REQUIRED ACTIONS →
• A. Answer these questions from the text on matching-score formulas, one line each, labeled (i), (ii), (iii):
(i) Which score is defined in equation (2)?
(ii) In the ZNCC formula, what is subtracted from each M value?
(iii) What does the ZCC abbreviation stand for?
• B. In the text on matching-score formulas, rewrite the lines that begin with "Normalized Cross Correlation (NCC)" as a list that pairs each abbreviation with its full name.

TEXT SHOWN →
──────────
Normalized Cross Correlation (NCC)
Zero-mean Normalized Cross Correlation (ZNCC)
Zero-mean Cross Correlation (ZCC)
Cross Correlation (CC)

$$\begin{aligned} S_{\text {SSD}}(x, y)&=\sum _{x^{\prime }, y^{\prime }}\left( T\left( x^{\prime }, y^{\prime }\right) -M\left( x^{\prime }+x, y^{\prime }+y\right) \right) ^{2} \end{aligned}$$

(1)

$$\begin{aligned} S_{\text {SAD}}(x, y)&=\sum _{x^{\prime }, y^{\prime }} \left| T\left( x^{\prime }, y^{\prime }\right) -M \left( x+x^{\prime }, y+y^{\prime }\right) \right| \end{aligned}$$

(2)

$$\begin{aligned} S_{\text {NSSD}}(x, y)&=\frac{\sum _{x^{\prime }, y^{\prime }}\left( T\left( x^{\prime }, y^{\prime }\right) -M\left( x^{\prime }+x, y^{\prime }+y\right) \right) ^{2}}{\sqrt{\sum _{x^{\prime }, y^{\prime }} T\left( x^{\prime }, y^{\prime }\right) ^{2}} \sqrt{\sum _{x^{\prime }, y^{\prime }} M\left( x^{\prime }+x, y^{\prime }+y\right) ^{2}}} \end{aligned}$$

(3)

$$\begin{aligned} S_{\text {NCC}}(x, y)&=\frac{\sum _{x^{\prime }, y^{\prime }} \left( T\left( x^{\prime }, y^{\prime }\right) M\left( x^{\prime }+x, y^{\prime }+y\right) \right) }{\sqrt{\sum _{x^{\prime }, y^{\prime }} T\left( x^{\prime }, y^{\prime }\right) ^{2}} \sqrt{\sum _{x^{\prime }, y^{\prime }} M\left( x^{\prime }+x, y^{\prime }+y\right) ^{2}}} \end{aligned}$$

(4)

$$\begin{aligned} S_{\text {ZNCC}}(x, y)&=\frac{\sum _{x^{\prime }, y^{\prime }} \left( T\left( x^{\prime }, y^{\prime }\right) -\mu _{z}\right) \left( M\left( x^{\prime }+x, y^{\prime }+y\right) -\mu _{m}\right) }{\sqrt{\sum _{x^{\prime }, y^{\prime }}\left( T\left( x^{\prime }, y^{\prime }\right) -\mu _{z}\right) ^{2}} \sqrt{\sum _{x^{\prime }, y^{\prime }}\left( M\left( x^{\prime }+x, y^{\prime } +y\right) -\mu _{m}\right) ^{2}}} \end{aligned}$$

(5)

$$\begin{aligned} S_{\text {ZCC}}(x, y)=\sum _{x^{\prime }, y^{\prime }}\left( T\left( x^{\prime }, y^{\prime }\right) - \mu _{z}\right) \left( M\left( x^{\prime }+x, y^{\prime }+y\right) -\mu _{m}\right) \end{aligned}$$

(6)

$$\begin{aligned} S_{\text {CC}}(x, y)&=\sum _{x^{\prime }, y^{\prime }} \left( T\left( x^{\prime }, y^{\prime }\right) M\left( x^{\prime }+x, y^{\prime }+y\right) \right) \end{aligned}$$

(7)
──────────
PROVIDED MATERIAL →
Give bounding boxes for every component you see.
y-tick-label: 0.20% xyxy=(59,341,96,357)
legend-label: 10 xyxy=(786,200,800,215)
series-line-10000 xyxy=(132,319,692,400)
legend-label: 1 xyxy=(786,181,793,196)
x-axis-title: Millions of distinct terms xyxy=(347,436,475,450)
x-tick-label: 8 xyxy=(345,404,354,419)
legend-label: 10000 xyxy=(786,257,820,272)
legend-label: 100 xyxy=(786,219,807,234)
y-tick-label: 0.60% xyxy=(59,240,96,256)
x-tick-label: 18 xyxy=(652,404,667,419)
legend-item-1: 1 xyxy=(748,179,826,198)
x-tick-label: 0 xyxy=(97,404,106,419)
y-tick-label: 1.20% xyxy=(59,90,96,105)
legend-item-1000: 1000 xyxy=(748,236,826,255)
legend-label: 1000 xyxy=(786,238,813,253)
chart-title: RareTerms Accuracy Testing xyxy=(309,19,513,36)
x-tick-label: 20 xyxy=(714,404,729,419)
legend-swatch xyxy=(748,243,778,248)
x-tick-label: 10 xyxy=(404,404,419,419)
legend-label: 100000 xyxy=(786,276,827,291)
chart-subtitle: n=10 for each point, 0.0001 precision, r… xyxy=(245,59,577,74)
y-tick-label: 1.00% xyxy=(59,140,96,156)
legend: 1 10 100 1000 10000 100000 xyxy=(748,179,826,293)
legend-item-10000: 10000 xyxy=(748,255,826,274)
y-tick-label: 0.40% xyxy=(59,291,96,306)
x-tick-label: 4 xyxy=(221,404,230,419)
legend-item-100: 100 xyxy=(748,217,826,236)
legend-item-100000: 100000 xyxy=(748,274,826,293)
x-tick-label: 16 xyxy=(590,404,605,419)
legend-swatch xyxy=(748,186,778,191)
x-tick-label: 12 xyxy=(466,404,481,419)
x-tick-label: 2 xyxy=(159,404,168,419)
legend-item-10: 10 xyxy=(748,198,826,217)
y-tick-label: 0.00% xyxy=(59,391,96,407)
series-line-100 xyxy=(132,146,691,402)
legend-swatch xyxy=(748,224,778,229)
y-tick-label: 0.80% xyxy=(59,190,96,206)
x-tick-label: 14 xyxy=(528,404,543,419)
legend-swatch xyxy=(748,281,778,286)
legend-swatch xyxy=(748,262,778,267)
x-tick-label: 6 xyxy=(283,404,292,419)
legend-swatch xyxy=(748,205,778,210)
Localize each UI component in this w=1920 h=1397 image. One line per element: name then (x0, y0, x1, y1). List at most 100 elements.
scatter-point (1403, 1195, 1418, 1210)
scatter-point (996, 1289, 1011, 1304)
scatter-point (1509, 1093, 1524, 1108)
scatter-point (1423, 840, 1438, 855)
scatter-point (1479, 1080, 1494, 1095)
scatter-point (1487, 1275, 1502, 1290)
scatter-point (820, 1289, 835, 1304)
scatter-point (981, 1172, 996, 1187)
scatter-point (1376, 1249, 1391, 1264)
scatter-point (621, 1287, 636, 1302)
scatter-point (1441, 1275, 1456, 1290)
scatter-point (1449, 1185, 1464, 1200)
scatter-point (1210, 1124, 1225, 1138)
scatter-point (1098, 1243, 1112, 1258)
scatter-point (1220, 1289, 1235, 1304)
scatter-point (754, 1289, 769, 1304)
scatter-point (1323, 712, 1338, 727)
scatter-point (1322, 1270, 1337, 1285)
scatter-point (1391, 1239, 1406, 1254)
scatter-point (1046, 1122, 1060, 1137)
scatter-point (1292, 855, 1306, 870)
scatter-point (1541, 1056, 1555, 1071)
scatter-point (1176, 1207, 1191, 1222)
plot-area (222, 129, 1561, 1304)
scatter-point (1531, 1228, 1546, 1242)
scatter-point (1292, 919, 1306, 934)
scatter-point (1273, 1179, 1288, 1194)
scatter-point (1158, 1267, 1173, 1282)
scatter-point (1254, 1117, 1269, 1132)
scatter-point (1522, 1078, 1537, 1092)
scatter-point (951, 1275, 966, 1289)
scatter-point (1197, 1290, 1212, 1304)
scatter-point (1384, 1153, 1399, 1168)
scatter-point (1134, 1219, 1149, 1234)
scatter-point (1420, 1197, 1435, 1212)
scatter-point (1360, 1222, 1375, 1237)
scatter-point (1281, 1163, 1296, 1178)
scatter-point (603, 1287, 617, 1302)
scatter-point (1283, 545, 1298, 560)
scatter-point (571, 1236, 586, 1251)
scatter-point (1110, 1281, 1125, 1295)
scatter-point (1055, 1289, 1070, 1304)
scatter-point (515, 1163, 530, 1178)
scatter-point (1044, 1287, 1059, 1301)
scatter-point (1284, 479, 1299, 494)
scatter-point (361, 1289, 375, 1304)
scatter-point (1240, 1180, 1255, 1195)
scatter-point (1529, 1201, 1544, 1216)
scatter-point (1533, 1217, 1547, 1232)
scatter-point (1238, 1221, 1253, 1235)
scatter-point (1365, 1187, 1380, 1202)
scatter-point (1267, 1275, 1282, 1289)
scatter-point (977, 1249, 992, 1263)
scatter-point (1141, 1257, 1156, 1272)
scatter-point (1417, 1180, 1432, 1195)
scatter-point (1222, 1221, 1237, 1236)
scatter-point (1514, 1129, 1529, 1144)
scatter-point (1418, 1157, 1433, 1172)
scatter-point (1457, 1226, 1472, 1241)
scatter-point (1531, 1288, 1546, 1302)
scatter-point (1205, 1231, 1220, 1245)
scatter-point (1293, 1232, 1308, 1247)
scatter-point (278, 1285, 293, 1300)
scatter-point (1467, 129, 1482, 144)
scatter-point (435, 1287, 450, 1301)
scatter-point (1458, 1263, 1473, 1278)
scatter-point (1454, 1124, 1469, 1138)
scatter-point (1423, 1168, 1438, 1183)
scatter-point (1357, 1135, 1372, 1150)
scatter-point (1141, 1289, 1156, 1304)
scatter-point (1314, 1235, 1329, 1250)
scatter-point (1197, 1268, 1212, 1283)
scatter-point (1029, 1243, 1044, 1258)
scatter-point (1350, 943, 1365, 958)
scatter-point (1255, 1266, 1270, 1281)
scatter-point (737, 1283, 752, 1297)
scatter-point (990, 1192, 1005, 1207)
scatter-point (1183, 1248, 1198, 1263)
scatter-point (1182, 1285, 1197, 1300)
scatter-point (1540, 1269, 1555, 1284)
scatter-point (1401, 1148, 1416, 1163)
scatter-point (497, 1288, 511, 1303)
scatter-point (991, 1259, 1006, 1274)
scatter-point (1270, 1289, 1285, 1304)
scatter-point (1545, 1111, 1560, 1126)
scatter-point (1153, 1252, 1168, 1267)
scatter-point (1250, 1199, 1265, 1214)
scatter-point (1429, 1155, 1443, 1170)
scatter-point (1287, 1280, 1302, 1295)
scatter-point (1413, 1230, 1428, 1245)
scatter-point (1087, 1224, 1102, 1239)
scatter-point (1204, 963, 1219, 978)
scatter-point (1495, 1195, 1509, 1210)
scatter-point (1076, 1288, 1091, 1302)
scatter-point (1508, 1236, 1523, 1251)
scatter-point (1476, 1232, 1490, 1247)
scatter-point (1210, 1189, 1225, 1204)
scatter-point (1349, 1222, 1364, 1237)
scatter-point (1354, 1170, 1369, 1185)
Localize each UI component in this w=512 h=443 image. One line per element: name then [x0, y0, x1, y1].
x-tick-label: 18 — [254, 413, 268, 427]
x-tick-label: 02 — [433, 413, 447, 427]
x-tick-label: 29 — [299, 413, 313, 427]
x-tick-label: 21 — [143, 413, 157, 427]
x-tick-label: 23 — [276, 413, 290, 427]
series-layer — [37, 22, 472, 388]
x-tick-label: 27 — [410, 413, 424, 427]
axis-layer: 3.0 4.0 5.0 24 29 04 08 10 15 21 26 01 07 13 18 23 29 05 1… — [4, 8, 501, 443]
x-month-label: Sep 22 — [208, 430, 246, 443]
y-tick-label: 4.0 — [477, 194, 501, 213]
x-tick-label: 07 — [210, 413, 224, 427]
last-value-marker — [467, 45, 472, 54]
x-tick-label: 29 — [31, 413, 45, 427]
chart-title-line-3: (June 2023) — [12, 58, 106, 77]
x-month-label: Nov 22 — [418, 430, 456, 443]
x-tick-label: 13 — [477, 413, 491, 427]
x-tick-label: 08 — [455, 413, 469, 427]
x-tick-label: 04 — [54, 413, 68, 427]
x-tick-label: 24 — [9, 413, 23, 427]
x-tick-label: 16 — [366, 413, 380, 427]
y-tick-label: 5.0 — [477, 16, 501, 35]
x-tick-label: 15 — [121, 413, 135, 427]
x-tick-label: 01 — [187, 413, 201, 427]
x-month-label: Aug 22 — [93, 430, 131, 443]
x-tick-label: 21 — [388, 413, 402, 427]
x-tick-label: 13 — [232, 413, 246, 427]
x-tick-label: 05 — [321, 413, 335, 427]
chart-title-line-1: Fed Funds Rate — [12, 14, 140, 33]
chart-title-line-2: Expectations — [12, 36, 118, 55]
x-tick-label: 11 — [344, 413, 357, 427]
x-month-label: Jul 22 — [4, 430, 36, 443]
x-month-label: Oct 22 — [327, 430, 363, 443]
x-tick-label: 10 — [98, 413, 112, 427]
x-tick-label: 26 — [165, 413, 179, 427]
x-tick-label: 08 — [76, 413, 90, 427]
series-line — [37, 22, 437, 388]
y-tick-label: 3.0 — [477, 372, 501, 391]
──────────
SOLUTIONS BY TASK →
• A.
(i) S_SAD
(ii) μ_m
(iii) Zero-mean Cross Correlation

• B.
- NCC: Normalized Cross Correlation
- ZNCC: Zero-mean Normalized Cross Correlation
- ZCC: Zero-mean Cross Correlation
- CC: Cross Correlation